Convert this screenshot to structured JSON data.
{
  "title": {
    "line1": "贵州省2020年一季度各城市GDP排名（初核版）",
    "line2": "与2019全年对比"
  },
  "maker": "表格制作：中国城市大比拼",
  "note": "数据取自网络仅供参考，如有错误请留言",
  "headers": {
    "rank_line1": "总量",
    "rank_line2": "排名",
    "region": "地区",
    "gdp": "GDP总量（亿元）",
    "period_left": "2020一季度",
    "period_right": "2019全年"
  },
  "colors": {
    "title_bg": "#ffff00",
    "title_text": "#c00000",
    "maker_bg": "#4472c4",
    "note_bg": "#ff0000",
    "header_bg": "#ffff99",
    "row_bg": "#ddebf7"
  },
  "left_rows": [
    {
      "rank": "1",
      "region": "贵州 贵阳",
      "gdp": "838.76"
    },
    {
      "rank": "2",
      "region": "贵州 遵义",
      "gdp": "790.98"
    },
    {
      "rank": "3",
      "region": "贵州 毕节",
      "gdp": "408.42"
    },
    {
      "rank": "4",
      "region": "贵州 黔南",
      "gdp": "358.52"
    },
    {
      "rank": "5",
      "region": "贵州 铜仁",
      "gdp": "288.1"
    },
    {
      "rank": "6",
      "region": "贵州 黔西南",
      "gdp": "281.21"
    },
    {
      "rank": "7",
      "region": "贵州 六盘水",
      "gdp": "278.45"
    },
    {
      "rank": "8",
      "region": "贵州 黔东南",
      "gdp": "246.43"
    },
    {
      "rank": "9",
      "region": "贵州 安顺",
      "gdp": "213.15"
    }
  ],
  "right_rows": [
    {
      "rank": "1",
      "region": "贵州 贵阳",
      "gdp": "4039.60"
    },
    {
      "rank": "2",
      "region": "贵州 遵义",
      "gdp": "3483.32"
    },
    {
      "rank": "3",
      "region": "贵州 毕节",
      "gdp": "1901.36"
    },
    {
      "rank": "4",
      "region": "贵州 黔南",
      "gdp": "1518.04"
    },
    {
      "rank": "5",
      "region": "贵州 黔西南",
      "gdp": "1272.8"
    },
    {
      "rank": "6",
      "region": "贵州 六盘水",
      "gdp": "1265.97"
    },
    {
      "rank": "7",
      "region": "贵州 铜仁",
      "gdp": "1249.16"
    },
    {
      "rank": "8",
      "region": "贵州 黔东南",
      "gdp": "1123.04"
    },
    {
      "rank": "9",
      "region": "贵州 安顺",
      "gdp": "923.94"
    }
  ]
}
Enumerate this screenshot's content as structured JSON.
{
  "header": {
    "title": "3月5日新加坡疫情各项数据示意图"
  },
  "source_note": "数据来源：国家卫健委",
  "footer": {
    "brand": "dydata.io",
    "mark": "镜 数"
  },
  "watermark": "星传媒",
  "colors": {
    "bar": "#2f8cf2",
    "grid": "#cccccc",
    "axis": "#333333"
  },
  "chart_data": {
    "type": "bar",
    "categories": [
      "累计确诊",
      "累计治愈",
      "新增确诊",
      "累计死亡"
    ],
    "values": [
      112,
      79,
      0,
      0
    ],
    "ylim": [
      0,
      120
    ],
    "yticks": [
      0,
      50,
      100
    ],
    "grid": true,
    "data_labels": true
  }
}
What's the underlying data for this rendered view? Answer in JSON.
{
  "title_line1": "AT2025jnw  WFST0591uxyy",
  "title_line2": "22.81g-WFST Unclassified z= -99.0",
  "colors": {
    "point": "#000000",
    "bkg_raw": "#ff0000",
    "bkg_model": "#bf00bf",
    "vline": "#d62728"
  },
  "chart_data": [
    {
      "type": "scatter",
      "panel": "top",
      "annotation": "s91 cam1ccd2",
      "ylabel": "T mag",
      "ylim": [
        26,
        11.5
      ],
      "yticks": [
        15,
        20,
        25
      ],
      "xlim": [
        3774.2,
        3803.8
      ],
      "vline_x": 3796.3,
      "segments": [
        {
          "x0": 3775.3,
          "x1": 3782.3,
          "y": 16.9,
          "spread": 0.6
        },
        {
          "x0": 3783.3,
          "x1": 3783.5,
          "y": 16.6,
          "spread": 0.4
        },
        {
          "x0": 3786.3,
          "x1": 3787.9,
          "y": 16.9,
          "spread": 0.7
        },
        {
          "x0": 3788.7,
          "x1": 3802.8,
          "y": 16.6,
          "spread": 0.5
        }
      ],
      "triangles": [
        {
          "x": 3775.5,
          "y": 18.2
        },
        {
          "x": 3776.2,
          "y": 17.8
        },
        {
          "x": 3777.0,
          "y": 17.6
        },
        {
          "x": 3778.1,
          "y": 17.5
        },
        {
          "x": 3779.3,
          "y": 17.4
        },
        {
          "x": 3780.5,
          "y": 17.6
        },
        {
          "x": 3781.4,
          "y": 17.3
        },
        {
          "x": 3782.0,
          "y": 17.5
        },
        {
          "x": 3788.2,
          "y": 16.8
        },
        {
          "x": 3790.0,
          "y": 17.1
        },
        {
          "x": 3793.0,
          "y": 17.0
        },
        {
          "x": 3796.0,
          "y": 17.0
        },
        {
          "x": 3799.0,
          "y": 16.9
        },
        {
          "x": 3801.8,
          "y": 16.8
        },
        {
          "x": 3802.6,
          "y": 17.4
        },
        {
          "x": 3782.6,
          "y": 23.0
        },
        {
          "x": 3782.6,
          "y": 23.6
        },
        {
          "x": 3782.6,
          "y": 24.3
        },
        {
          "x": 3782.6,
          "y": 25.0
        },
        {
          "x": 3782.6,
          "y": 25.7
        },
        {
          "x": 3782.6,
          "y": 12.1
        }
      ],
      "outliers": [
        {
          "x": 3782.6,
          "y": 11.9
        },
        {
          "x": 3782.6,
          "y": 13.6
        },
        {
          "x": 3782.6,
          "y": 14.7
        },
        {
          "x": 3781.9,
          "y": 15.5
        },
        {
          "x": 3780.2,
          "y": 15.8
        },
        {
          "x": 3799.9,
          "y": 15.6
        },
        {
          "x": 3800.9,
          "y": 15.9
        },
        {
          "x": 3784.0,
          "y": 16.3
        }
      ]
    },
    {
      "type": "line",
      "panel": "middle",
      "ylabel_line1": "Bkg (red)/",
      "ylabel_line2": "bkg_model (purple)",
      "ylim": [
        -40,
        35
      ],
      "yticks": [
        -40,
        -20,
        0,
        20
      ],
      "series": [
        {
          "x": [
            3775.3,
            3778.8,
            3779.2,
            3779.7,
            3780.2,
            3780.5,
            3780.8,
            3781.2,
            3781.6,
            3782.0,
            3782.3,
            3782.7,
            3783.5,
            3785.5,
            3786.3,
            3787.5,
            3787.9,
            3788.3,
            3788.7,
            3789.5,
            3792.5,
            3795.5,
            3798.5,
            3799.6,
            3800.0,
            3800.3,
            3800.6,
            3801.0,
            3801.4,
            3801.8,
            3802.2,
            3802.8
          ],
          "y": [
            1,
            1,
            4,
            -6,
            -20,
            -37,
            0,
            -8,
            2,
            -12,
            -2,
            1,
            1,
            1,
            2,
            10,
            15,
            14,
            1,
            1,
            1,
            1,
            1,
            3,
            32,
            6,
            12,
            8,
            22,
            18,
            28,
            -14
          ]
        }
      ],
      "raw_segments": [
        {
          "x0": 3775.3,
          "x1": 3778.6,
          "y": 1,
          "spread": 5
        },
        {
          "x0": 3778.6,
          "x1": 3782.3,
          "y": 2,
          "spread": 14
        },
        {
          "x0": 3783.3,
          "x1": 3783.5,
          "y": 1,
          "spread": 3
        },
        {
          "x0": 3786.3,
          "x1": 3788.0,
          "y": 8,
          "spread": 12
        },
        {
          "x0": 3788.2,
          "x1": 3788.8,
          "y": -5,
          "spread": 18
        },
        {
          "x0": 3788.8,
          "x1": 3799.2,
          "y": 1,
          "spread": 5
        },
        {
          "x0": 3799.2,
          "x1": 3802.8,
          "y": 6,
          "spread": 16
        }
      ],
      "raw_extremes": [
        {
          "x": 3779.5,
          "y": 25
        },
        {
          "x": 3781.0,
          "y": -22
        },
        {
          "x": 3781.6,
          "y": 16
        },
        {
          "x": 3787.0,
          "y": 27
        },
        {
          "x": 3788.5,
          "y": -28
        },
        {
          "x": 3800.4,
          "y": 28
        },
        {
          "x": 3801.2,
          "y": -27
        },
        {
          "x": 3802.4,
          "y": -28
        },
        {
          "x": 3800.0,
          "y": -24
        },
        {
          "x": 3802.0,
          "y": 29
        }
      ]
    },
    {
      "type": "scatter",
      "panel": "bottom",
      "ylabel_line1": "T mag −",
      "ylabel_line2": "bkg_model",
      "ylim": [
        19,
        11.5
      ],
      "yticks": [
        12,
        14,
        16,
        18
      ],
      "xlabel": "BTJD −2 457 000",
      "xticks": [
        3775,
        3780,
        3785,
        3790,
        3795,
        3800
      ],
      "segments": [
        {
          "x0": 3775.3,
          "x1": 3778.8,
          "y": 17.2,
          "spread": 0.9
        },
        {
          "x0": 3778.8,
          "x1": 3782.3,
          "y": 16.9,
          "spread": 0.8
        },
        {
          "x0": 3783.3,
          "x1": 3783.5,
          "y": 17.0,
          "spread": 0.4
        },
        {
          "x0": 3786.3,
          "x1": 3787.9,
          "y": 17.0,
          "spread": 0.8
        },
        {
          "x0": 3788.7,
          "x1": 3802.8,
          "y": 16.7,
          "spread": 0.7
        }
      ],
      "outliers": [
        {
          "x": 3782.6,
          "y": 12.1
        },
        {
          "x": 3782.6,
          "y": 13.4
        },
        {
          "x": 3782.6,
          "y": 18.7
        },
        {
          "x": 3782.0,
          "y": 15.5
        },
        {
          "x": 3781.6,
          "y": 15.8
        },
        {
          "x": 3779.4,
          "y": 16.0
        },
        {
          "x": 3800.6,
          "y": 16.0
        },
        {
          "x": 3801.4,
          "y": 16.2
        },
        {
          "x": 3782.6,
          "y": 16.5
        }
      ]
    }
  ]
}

- _Stated task_: Pick out each line in the material containing "type".

- _Answer to the exercise_:
    "type": "bar",
      "type": "scatter",
      "type": "line",
      "type": "scatter",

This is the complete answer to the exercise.